WHAT TO WORK ON =
Among the entries below, find how many lines carry the word "need" and state only that figure.

PROVIDED RECORDS =
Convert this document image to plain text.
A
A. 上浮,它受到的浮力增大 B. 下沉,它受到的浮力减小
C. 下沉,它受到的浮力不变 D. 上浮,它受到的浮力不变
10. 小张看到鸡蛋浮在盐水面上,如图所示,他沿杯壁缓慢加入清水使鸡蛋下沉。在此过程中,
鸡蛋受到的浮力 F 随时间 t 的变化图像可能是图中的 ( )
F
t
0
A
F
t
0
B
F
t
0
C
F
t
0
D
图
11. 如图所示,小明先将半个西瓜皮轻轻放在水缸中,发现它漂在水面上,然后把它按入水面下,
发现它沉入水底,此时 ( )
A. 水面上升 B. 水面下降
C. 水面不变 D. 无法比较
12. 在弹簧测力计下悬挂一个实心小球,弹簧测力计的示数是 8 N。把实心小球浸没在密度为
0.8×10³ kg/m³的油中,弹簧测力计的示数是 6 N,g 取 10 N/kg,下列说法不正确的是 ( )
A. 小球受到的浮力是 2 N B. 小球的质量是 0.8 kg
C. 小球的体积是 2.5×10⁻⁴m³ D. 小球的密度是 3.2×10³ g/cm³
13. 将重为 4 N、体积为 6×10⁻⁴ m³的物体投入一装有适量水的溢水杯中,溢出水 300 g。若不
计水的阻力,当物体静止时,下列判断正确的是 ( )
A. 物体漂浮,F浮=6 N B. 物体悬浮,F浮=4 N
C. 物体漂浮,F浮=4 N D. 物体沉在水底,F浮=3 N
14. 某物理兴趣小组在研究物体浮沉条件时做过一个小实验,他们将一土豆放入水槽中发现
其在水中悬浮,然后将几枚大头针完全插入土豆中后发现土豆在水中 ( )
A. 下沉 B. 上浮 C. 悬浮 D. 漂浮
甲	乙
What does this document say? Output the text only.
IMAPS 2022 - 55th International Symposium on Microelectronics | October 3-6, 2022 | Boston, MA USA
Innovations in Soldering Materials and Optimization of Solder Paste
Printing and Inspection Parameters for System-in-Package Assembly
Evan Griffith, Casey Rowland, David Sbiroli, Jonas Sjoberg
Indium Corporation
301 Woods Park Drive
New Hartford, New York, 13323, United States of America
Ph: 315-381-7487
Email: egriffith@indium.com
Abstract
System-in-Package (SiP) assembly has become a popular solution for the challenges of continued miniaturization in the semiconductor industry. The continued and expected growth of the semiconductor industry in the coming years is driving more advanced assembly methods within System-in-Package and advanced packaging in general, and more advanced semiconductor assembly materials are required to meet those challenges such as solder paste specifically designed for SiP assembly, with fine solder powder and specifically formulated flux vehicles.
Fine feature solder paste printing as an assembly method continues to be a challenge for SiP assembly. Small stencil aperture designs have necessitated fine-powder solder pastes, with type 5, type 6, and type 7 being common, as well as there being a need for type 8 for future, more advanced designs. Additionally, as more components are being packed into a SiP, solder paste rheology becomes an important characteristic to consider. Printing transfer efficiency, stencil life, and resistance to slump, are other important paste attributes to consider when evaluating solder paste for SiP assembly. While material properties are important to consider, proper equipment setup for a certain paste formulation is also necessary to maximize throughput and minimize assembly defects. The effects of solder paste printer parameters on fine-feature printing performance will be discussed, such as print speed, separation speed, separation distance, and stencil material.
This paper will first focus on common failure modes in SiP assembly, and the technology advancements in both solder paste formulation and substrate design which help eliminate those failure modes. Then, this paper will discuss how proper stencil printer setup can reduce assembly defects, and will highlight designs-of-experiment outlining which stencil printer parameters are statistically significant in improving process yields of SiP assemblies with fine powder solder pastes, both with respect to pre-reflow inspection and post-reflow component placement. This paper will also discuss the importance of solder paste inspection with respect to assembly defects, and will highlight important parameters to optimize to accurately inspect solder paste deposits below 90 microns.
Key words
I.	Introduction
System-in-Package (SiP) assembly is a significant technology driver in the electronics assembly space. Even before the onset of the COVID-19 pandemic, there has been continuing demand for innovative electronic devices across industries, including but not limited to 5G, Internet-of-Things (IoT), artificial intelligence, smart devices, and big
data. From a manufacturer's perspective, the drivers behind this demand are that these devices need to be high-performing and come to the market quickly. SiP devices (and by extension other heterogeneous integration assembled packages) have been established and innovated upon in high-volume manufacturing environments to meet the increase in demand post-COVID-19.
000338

CORRECT OUTPUT =
2